-- Start of RECORDED INFORMATION --
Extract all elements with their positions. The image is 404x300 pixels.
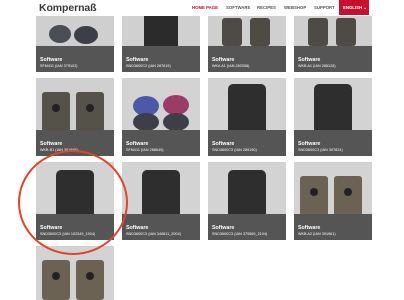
tile-subtitle: SND3600C2 (IAN 287615) [126, 64, 171, 68]
tile-subtitle: SND3600C3 (IAN 289190) [212, 148, 257, 152]
tile-caption: Software SND3600C3 (IAN 289190) [212, 141, 257, 152]
software-tile[interactable]: Software SND3600C3 (IAN 307824) [294, 78, 372, 156]
tile-subtitle: WKB A2 (IAN 391961) [298, 232, 336, 236]
software-tile[interactable]: Software SND3600C2 (IAN 287615) [122, 16, 200, 72]
tile-subtitle: SFM411 (IAN 379102) [40, 64, 78, 68]
tile-title: Software [298, 57, 321, 63]
kompernass-logo[interactable]: Kompernaß [39, 2, 97, 14]
software-tile[interactable]: Software WKB A1 (IAN 285128) [294, 16, 372, 72]
tile-caption: Software WKB A1 (IAN 285128) [298, 57, 336, 68]
nav-software[interactable]: SOFTWARE [226, 5, 250, 10]
tile-caption: Software SND3600C3 (IAN 340811_2004) [126, 225, 181, 236]
tile-caption: Software SND3600C3 (IAN 375569_2104) [212, 225, 267, 236]
tile-caption: Software WKA A1 (IAN 282058) [212, 57, 249, 68]
tile-caption: Software SFM411 (IAN 379102) [40, 57, 78, 68]
top-navigation-bar: Kompernaß HOME PAGE SOFTWARE RECIPES WEB… [0, 0, 404, 16]
tile-title: Software [126, 225, 149, 231]
software-tile[interactable]: Software WKB B1 (IAN 301695) [36, 78, 114, 156]
software-tile[interactable]: Software SND3600C3 (IAN 375569_2104) [208, 162, 286, 240]
nav-webshop[interactable]: WEBSHOP [284, 5, 306, 10]
tile-title: Software [298, 141, 321, 147]
tile-title: Software [298, 225, 321, 231]
nav-recipes[interactable]: RECIPES [257, 5, 276, 10]
nav-home-page[interactable]: HOME PAGE [192, 5, 218, 10]
language-selector[interactable]: ENGLISH ⌄ [339, 0, 369, 15]
tile-caption: Software WKB A2 (IAN 391961) [298, 225, 336, 236]
software-tile[interactable]: Software SND3600C3 (IAN 340811_2004) [122, 162, 200, 240]
tile-caption: Software SND3600C3 (IAN 307824) [298, 141, 343, 152]
tile-caption: Software SND3600C2 (IAN 287615) [126, 57, 171, 68]
tile-title: Software [40, 141, 63, 147]
tile-title: Software [212, 57, 235, 63]
tile-title: Software [126, 57, 149, 63]
highlight-circle-annotation [18, 150, 128, 255]
software-tile[interactable]: Software WKA A1 (IAN 282058) [208, 16, 286, 72]
software-tile[interactable]: Software WKB A2 (IAN 391961) [294, 162, 372, 240]
tile-title: Software [40, 57, 63, 63]
tile-subtitle: SND3600C3 (IAN 307824) [298, 148, 343, 152]
tile-caption: Software SFM411 (IAN 288640) [126, 141, 164, 152]
software-tile[interactable]: Software SFM411 (IAN 288640) [122, 78, 200, 156]
tile-subtitle: SFM411 (IAN 288640) [126, 148, 164, 152]
tile-subtitle: SND3600C3 (IAN 340811_2004) [126, 232, 181, 236]
tile-subtitle: WKB A1 (IAN 285128) [298, 64, 336, 68]
tile-subtitle: SND3600C3 (IAN 375569_2104) [212, 232, 268, 236]
tile-title: Software [212, 225, 235, 231]
tile-title: Software [126, 141, 149, 147]
tile-subtitle: WKA A1 (IAN 282058) [212, 64, 250, 68]
nav-support[interactable]: SUPPORT [314, 5, 335, 10]
software-tile[interactable]: Software SND3600C3 (IAN 289190) [208, 78, 286, 156]
tile-title: Software [212, 141, 235, 147]
software-tile[interactable]: Software SFM411 (IAN 379102) [36, 16, 114, 72]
-- End of RECORDED INFORMATION --
* _WHAT IS REQUIRED_
Rename "tile-caption" to "card-caption" throughout the rows starting at the line that contains "tile-subtitle: SND3600C2 (IAN" and ending at the line that contains "nav-home-page[interactable]: HOME PAGE". Write out only those lines, with nothing else changed.

* _WORKED ANSWER_
tile-subtitle: SND3600C2 (IAN 287615) [126, 64, 171, 68]
tile-subtitle: SND3600C3 (IAN 289190) [212, 148, 257, 152]
card-caption: Software SND3600C3 (IAN 289190) [212, 141, 257, 152]
software-tile[interactable]: Software SND3600C3 (IAN 307824) [294, 78, 372, 156]
tile-subtitle: WKB A2 (IAN 391961) [298, 232, 336, 236]
software-tile[interactable]: Software SND3600C2 (IAN 287615) [122, 16, 200, 72]
tile-subtitle: SFM411 (IAN 379102) [40, 64, 78, 68]
tile-title: Software [298, 57, 321, 63]
kompernass-logo[interactable]: Kompernaß [39, 2, 97, 14]
software-tile[interactable]: Software WKB A1 (IAN 285128) [294, 16, 372, 72]
card-caption: Software WKB A1 (IAN 285128) [298, 57, 336, 68]
nav-software[interactable]: SOFTWARE [226, 5, 250, 10]
card-caption: Software SND3600C3 (IAN 340811_2004) [126, 225, 181, 236]
card-caption: Software SND3600C3 (IAN 375569_2104) [212, 225, 267, 236]
card-caption: Software WKA A1 (IAN 282058) [212, 57, 249, 68]
card-caption: Software SFM411 (IAN 379102) [40, 57, 78, 68]
top-navigation-bar: Kompernaß HOME PAGE SOFTWARE RECIPES WEB… [0, 0, 404, 16]
tile-title: Software [126, 225, 149, 231]
software-tile[interactable]: Software WKB B1 (IAN 301695) [36, 78, 114, 156]
software-tile[interactable]: Software SND3600C3 (IAN 375569_2104) [208, 162, 286, 240]
nav-webshop[interactable]: WEBSHOP [284, 5, 306, 10]
tile-title: Software [298, 141, 321, 147]
tile-title: Software [298, 225, 321, 231]
nav-recipes[interactable]: RECIPES [257, 5, 276, 10]
nav-home-page[interactable]: HOME PAGE [192, 5, 218, 10]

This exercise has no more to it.